BRIEF ▸
Write out the rows from the line with "y-tick-label: 0.30 [155,260,280,325]" through the line with "x-tick-label: 2015 [1497,1699,1620,1764]", swapping "plot-frame" for "plot-area" and leaving everything else unchanged.
* START EXTRACTED DATA *
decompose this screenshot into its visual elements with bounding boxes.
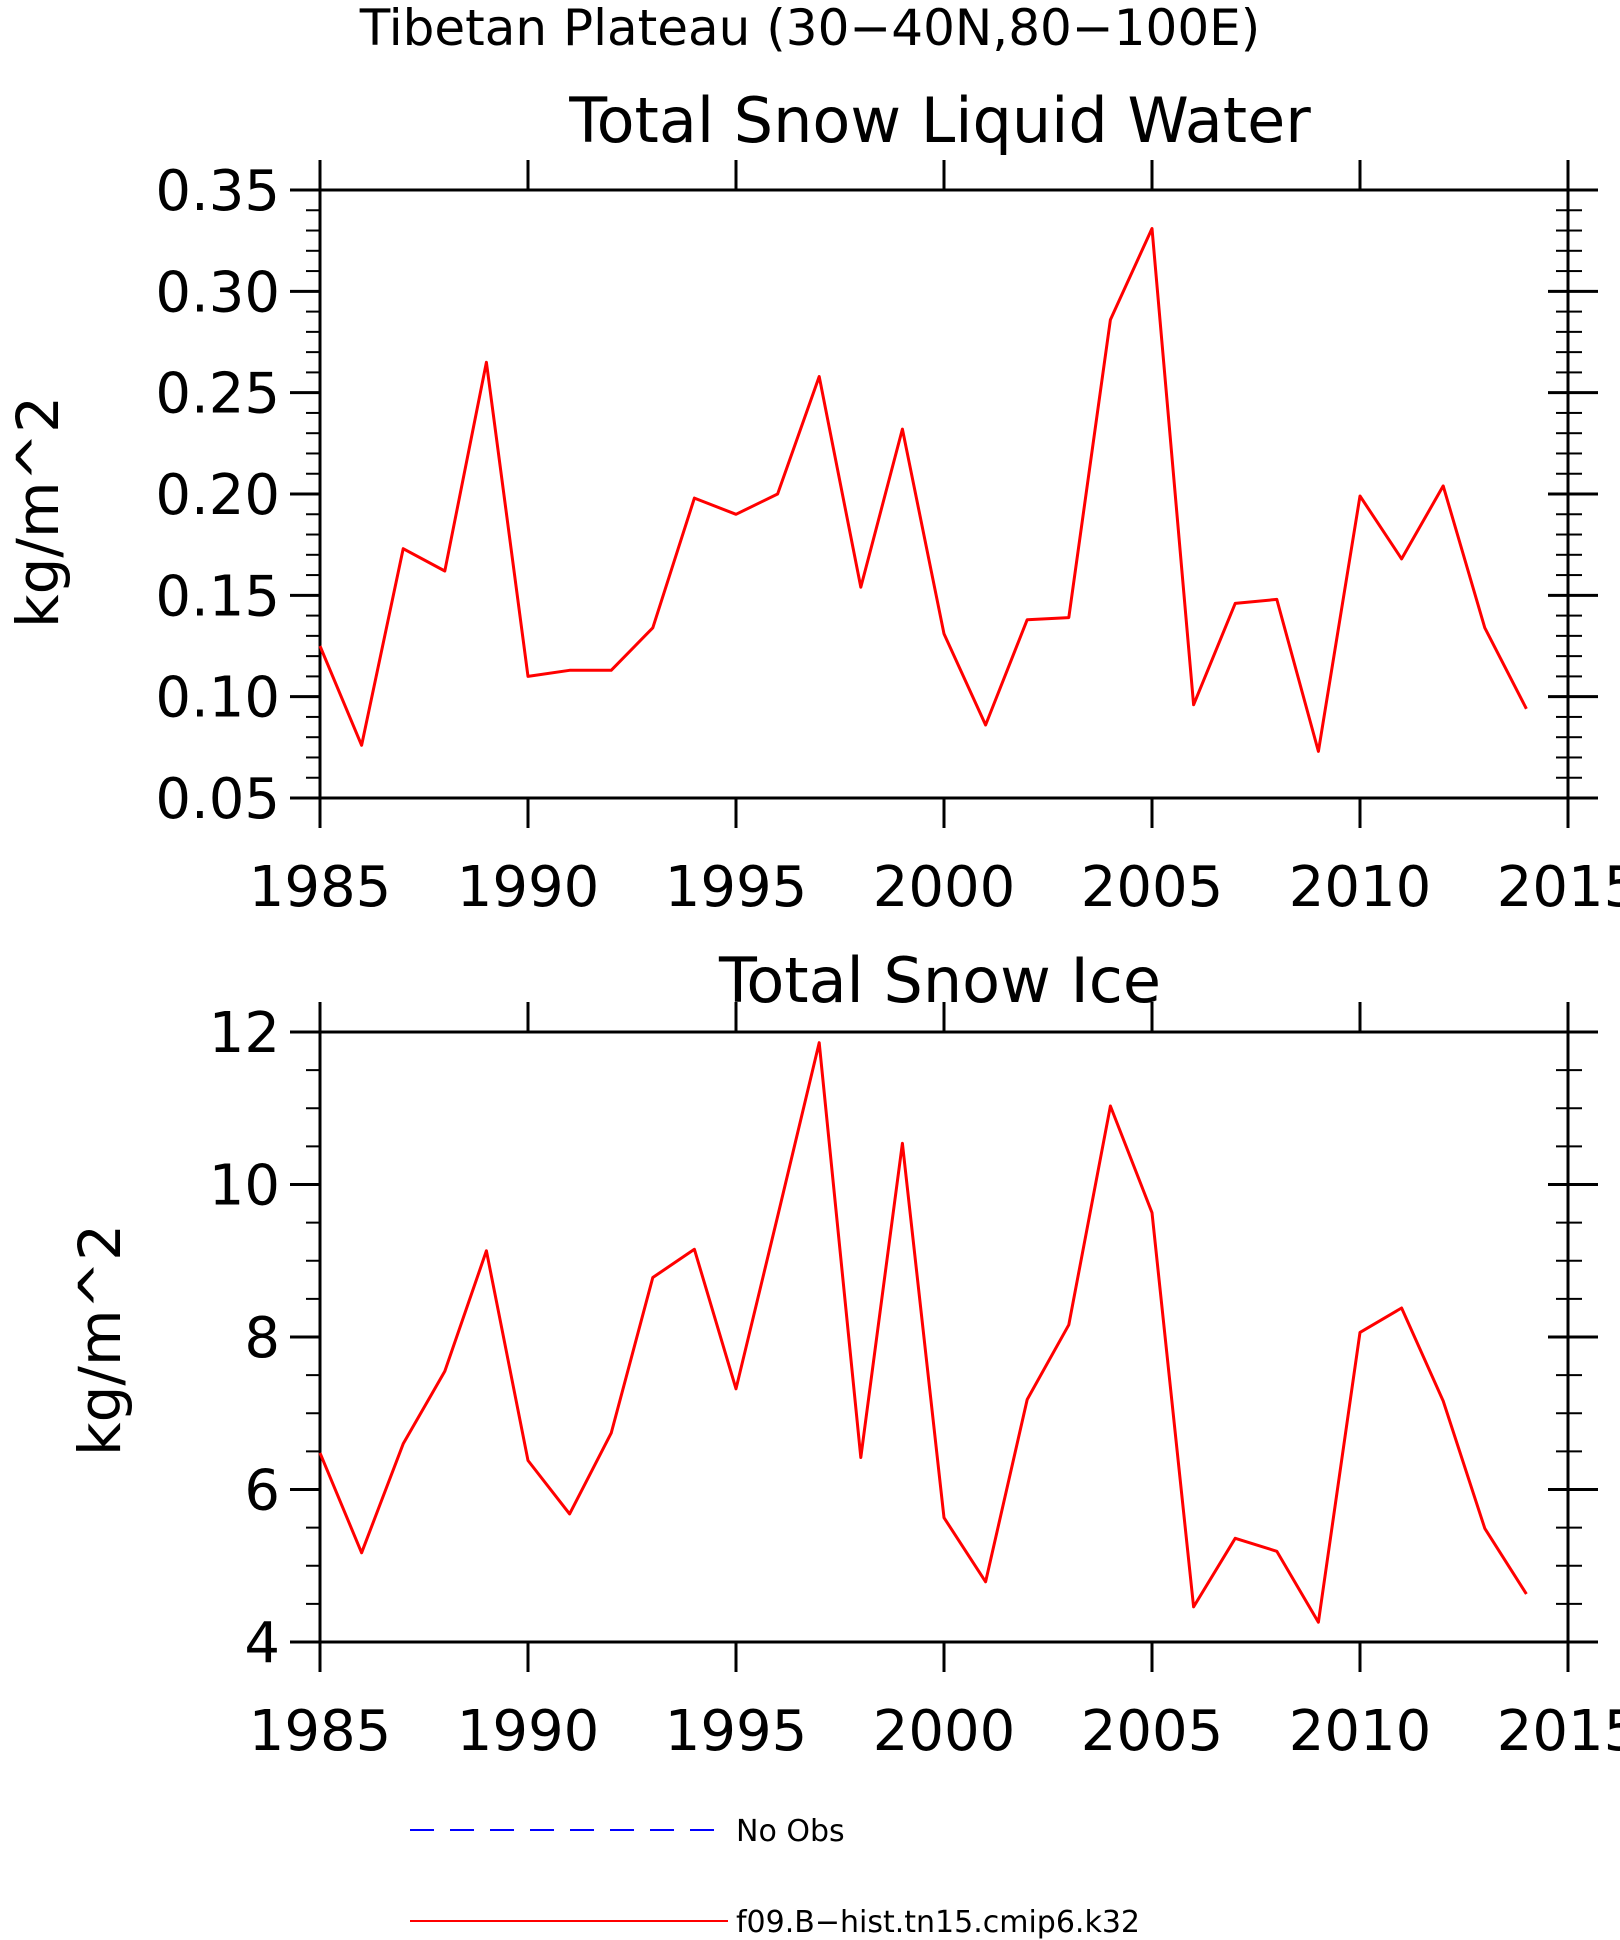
y-tick-label: 0.30 [155,260,280,325]
x-tick-label: 1995 [665,1699,808,1764]
x-tick-label: 2000 [873,1699,1016,1764]
chart-title: Total Snow Ice [718,944,1161,1017]
y-tick-label: 6 [244,1459,280,1524]
plot-frame [318,1030,1570,1644]
x-tick-label: 2010 [1289,1699,1432,1764]
x-tick-label: 2015 [1497,855,1620,920]
y-tick-label: 0.35 [155,159,280,224]
y-tick-label: 0.15 [155,564,280,629]
plot-frame [318,188,1570,800]
y-tick-label: 0.25 [155,362,280,427]
x-tick-label: 2015 [1497,1699,1620,1764]
figure-suptitle: Tibetan Plateau (30−40N,80−100E) [359,0,1261,57]
legend-label-no-obs: No Obs [736,1814,845,1849]
y-tick-label: 4 [244,1611,280,1676]
x-tick-label: 1985 [249,1699,392,1764]
x-tick-label: 2010 [1289,855,1432,920]
x-tick-label: 2000 [873,855,1016,920]
y-axis-label: kg/m^2 [4,396,72,628]
chart-panel-liquid-water: Total Snow Liquid Water kg/m^2 1985 1990 1… [4,84,1620,920]
y-tick-label: 0.05 [155,767,280,832]
series-line [318,1041,1528,1624]
x-tick-label: 1990 [457,1699,600,1764]
y-axis-label: kg/m^2 [66,1224,134,1456]
legend-label-model: f09.B−hist.tn15.cmip6.k32 [736,1905,1140,1940]
x-tick-label: 2005 [1081,1699,1224,1764]
legend: No Obs f09.B−hist.tn15.cmip6.k32 [410,1814,1140,1940]
series-line [318,227,1528,753]
y-tick-label: 0.10 [155,666,280,731]
x-tick-label: 1995 [665,855,808,920]
x-tick-label: 1990 [457,855,600,920]
x-tick-label: 2005 [1081,855,1224,920]
x-tick-label: 1985 [249,855,392,920]
y-tick-label: 8 [244,1306,280,1371]
chart-title: Total Snow Liquid Water [568,84,1311,157]
y-tick-label: 0.20 [155,463,280,528]
chart-panel-snow-ice: Total Snow Ice kg/m^2 1985 1990 1995 2000 20… [66,944,1620,1764]
y-tick-label: 12 [209,1001,280,1066]
y-tick-label: 10 [209,1154,280,1219]
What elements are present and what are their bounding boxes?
* END EXTRACTED DATA *
FINAL ANSWER ▸
y-tick-label: 0.30 [155,260,280,325]
x-tick-label: 1995 [665,1699,808,1764]
x-tick-label: 2000 [873,1699,1016,1764]
chart-title: Total Snow Ice [718,944,1161,1017]
y-tick-label: 6 [244,1459,280,1524]
plot-area [318,1030,1570,1644]
x-tick-label: 2010 [1289,1699,1432,1764]
x-tick-label: 2015 [1497,855,1620,920]
y-tick-label: 0.35 [155,159,280,224]
y-tick-label: 0.15 [155,564,280,629]
plot-area [318,188,1570,800]
y-tick-label: 0.25 [155,362,280,427]
x-tick-label: 2015 [1497,1699,1620,1764]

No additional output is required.